Document text
========================================

Fulltime Mom and Career Woman…

mom

is that doable?
Today we mothers are supposed to raise beautiful children that are well-rounded, behave like the queen and are intelligent little people and we have to also have a ‘normal’ job and earn money.
Why do feel so much pressure to go out there and find a job, earn money and have a career just to make everyone happy? Whats wrong with being a stay at home mom and be there for the kids 24/7? Not that I wouldn’t like to work outside the home a few hours a week, I think the interaction with other people would help my sanity, but why do I feel like everyone looks at me strange when I tell them that I am at home with my 19 months old son. He will be starting kindergarten this fall, then I will have the time to look for some work, and I remember that I only started kindergarten when I was 4 years old, not 20 months.
Now a days we send our kids off to Kita so we can have a career and earn money. I know that most families need the extra money and I don’t want to put those women in the same boat with the lady’s that don’t really have to work, from a financial point of view. I might be super old-fashioned, but I thought having kids also means to raise them and not ship them off to the Kita the moment they are weaned off the breast.

========================================

Dataset items:
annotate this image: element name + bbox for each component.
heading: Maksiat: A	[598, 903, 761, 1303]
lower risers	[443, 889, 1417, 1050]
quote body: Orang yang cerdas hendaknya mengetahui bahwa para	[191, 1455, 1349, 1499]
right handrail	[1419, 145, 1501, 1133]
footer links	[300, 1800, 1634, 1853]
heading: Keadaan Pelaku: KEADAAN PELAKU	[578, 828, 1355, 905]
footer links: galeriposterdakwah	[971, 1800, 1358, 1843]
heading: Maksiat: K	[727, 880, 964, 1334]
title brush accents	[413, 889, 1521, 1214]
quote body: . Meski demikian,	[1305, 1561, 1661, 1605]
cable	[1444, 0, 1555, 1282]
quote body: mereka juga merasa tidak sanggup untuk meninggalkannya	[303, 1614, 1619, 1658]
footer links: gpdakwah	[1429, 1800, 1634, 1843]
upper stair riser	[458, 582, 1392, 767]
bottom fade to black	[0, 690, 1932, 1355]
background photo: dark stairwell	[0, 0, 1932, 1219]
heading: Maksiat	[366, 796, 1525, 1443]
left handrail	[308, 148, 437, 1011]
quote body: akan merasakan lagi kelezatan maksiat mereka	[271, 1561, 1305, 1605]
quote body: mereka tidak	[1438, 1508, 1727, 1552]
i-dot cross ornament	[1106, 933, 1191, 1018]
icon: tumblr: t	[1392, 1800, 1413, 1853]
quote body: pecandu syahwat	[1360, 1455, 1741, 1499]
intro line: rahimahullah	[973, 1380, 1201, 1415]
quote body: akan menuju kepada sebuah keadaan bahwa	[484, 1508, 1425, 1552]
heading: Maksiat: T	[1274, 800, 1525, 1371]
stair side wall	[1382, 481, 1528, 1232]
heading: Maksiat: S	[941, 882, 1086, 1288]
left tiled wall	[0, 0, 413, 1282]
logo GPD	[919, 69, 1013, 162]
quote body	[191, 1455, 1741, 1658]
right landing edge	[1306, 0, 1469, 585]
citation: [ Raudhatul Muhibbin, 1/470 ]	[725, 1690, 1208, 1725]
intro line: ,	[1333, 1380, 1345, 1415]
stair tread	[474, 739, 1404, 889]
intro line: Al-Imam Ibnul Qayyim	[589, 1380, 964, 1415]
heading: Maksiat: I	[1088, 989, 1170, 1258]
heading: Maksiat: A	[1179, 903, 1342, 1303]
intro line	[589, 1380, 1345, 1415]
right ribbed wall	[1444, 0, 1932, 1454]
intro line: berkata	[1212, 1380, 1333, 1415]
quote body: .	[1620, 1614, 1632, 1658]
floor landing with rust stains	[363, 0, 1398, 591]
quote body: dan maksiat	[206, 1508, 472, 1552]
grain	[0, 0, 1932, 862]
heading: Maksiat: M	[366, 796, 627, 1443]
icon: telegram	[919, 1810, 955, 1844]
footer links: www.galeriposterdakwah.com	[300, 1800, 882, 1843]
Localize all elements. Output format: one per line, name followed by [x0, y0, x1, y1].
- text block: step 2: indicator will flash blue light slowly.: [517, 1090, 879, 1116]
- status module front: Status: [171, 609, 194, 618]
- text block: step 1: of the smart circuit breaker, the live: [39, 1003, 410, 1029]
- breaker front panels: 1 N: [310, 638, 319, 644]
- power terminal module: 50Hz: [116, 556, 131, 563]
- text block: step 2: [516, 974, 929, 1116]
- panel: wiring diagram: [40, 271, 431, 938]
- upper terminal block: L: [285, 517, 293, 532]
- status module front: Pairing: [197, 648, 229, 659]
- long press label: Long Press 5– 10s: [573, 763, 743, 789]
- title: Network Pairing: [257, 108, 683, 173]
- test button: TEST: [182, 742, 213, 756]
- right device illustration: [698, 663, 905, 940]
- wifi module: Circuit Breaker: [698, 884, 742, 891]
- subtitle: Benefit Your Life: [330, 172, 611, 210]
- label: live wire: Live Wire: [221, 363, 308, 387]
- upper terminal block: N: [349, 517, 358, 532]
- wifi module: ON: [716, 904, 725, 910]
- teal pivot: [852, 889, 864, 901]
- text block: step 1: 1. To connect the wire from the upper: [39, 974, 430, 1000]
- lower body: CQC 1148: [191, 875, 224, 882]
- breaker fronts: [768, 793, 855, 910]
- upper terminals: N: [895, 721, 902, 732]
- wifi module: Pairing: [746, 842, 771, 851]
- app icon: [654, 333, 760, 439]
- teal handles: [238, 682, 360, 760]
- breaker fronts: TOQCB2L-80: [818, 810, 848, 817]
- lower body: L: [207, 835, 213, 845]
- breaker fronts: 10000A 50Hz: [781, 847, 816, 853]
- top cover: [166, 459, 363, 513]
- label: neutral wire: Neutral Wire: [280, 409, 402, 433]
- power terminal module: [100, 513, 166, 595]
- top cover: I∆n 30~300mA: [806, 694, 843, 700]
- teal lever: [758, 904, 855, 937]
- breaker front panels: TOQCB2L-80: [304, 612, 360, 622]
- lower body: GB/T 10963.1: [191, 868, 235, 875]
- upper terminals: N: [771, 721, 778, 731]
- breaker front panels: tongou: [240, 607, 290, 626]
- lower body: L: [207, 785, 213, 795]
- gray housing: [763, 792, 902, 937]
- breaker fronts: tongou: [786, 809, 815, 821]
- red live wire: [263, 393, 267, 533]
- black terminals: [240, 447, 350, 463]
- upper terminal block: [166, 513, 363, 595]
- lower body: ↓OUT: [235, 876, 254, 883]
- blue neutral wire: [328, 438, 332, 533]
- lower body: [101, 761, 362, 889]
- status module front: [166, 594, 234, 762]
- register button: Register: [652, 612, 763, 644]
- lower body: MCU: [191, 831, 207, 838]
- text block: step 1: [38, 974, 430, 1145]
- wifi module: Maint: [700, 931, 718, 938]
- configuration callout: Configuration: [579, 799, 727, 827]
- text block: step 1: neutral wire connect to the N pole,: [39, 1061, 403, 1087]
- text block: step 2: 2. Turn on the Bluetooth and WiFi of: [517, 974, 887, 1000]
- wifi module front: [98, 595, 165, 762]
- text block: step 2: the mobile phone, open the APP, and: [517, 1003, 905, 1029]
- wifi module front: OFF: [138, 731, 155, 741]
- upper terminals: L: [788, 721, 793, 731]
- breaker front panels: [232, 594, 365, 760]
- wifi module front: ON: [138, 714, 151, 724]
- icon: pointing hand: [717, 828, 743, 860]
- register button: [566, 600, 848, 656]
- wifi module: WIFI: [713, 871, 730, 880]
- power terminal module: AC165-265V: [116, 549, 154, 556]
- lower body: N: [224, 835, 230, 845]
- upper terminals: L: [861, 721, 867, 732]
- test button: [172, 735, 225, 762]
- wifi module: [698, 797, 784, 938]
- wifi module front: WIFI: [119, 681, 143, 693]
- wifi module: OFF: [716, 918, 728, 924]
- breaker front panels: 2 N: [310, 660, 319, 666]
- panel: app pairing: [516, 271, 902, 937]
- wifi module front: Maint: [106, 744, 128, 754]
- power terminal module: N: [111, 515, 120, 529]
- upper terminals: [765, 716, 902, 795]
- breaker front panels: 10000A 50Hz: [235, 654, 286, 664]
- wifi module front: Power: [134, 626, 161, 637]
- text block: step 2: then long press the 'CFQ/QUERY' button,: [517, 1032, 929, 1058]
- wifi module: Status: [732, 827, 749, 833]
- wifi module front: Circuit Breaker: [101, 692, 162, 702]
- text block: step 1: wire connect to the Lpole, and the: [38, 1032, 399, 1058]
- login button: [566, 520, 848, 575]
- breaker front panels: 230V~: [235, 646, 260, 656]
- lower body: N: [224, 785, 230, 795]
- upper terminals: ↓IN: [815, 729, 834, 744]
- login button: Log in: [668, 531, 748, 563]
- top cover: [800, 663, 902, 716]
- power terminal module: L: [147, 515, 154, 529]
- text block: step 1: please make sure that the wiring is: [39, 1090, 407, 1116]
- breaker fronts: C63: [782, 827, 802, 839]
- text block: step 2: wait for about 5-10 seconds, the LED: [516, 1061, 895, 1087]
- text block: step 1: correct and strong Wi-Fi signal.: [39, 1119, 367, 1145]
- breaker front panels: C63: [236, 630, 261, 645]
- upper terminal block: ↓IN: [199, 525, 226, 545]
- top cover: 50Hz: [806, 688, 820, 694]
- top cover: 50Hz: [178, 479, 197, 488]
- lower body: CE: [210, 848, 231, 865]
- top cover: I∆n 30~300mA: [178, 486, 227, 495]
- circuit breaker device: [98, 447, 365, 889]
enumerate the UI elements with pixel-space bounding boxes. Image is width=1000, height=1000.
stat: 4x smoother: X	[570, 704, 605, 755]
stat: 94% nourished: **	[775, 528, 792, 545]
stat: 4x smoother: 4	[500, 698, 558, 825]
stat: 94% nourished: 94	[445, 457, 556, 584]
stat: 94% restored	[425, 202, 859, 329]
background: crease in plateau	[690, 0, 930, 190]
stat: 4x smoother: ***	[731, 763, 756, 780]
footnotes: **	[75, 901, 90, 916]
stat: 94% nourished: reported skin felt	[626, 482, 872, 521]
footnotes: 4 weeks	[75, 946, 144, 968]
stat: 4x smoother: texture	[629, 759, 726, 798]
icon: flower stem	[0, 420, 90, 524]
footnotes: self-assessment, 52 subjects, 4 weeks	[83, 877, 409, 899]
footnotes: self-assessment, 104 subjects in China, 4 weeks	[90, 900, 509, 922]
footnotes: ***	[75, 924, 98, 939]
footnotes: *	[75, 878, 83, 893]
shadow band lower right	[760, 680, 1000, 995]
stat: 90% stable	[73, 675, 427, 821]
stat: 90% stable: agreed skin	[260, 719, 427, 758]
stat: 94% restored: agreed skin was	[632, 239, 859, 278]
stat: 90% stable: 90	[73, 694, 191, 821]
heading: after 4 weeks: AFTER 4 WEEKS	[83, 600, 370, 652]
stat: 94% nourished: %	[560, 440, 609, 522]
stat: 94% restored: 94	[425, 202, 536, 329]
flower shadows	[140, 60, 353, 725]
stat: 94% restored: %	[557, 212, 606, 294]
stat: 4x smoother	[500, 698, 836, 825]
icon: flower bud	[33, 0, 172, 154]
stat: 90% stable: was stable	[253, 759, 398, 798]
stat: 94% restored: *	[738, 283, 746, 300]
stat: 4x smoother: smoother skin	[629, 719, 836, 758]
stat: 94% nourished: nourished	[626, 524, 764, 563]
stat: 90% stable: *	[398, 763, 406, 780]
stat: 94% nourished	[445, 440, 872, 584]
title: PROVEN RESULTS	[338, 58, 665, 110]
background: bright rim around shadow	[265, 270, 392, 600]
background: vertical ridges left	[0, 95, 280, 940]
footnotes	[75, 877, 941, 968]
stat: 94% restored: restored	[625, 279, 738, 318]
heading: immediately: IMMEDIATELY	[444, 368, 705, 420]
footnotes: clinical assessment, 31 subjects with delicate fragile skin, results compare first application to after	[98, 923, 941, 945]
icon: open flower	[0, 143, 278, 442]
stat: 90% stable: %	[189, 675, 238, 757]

========================================

Direction 1
Edit the dataset entries starting with the first line and going on through the line with "148, 437, 1011]", replacing "quote body" with "quote text" and keeping everything else unchanged.
Direction 2
Could you proceed with the post about being a stay-at-home mom, continuing on from its last sentence?

Reply 1
annotate this image: element name + bbox for each component.
heading: Maksiat: A	[598, 903, 761, 1303]
lower risers	[443, 889, 1417, 1050]
quote text: Orang yang cerdas hendaknya mengetahui bahwa para	[191, 1455, 1349, 1499]
right handrail	[1419, 145, 1501, 1133]
footer links	[300, 1800, 1634, 1853]
heading: Keadaan Pelaku: KEADAAN PELAKU	[578, 828, 1355, 905]
footer links: galeriposterdakwah	[971, 1800, 1358, 1843]
heading: Maksiat: K	[727, 880, 964, 1334]
title brush accents	[413, 889, 1521, 1214]
quote text: . Meski demikian,	[1305, 1561, 1661, 1605]
cable	[1444, 0, 1555, 1282]
quote text: mereka juga merasa tidak sanggup untuk meninggalkannya	[303, 1614, 1619, 1658]
footer links: gpdakwah	[1429, 1800, 1634, 1843]
upper stair riser	[458, 582, 1392, 767]
bottom fade to black	[0, 690, 1932, 1355]
background photo: dark stairwell	[0, 0, 1932, 1219]
heading: Maksiat	[366, 796, 1525, 1443]
left handrail	[308, 148, 437, 1011]

Reply 2
Oh Oh Oh, I can notice a ton in my writing. I apologise, I know that I am very fortunate to be able to stay at home and look after my son. And don’t get me wrong, I will be looking for a job for the mornings that Lennon will be at kindergarten, just to have the extra bugs and some change between play, nappy changes and explaining why he can’t draw on the wall with the crayons.
But I will drop him off at the kindergarten and fetch him before his nap time. That way I will get the whole afternoon with him and maybe next year I will consider letting him stay until 3pm. I feel there are so many things he has to learn at this stage and don’t wanna miss out on them. I would like to be there when he says his first sentence, when he starts using the potty properly, when he starts to find the patience to read a story with me and the list goes on.
Won’t I miss out on them if I leave him at the Kita the whole day just to have 3-4 hours in the afternoon until he goes to bed?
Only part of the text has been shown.